▸ **Written problem**:
In the post about the Greek financial crisis, which two holes are said to be in the bottom of the empty state coffers?

▸ **Source document**:
_____
Thursday, 17 December 2009
Hell's bells a-jingling or 'sod this, I'm going home'
The Greek financial crisis made the BBC news. That's how bad it is.
And by that I don't mean that the BBC's nod bestows significance, or strictly come dancing dance-offs and wheely bin face-offs would be events of global import. What I mean is that the financial crisis in Greece got serious enough to be global news, where the Athens riots of last year got a passing mention and the national election of a mere few weeks ago, none at all.
And although normally, when I tell people in London I'm going home for a few days, their eyes glaze over and the croon 'oh lucky you, big blue sky and sandy beaches' even in February (and no, I never let them down by saying Greece is not on the equator and it's cold in winter). Now they shake their heads. My Greekness is cause for concern. 'Oh' the say. 'Oh'. 'Things are bad out there aren't they?'
Yes. Things are bad.
Things have been bad for as long as I can remember and yet still manage to get worse quite regularly. Astonishing really. But not in a good way.
New taxes appearing right left and centre in a desperate attempt to refill the empty state coffers with the massive twin holes in the bottom, deficit on the one side, corruption on the other. New taxes for everything, till the only thing left untaxed is thinking rich thoughts. And if anyone else is reminded of the Sheriff of Nottingham, let me know, because I can't get the story out of my head.
_____
▸ **Information provided**:
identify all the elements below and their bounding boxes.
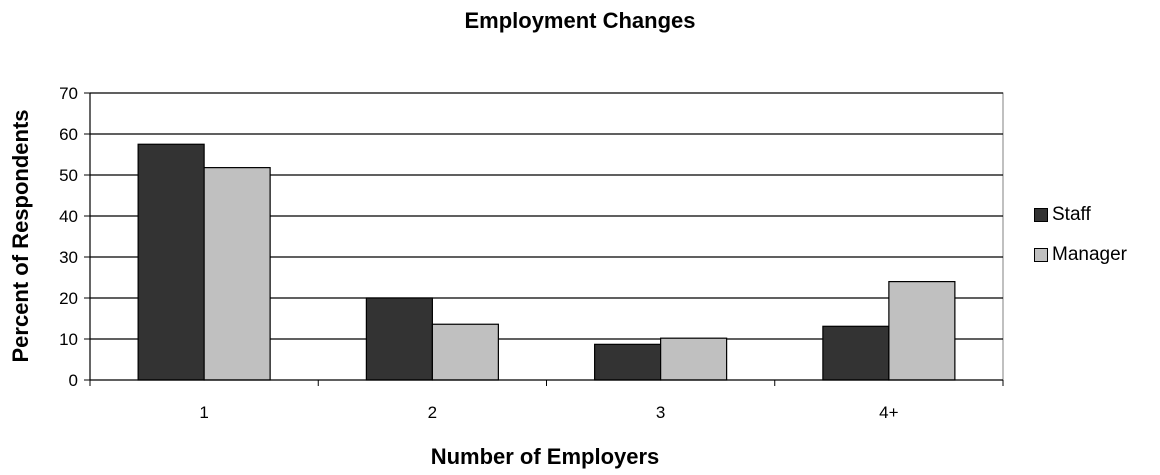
_____
▸ **Solved exercise**:
Deficit on one side and corruption on the other.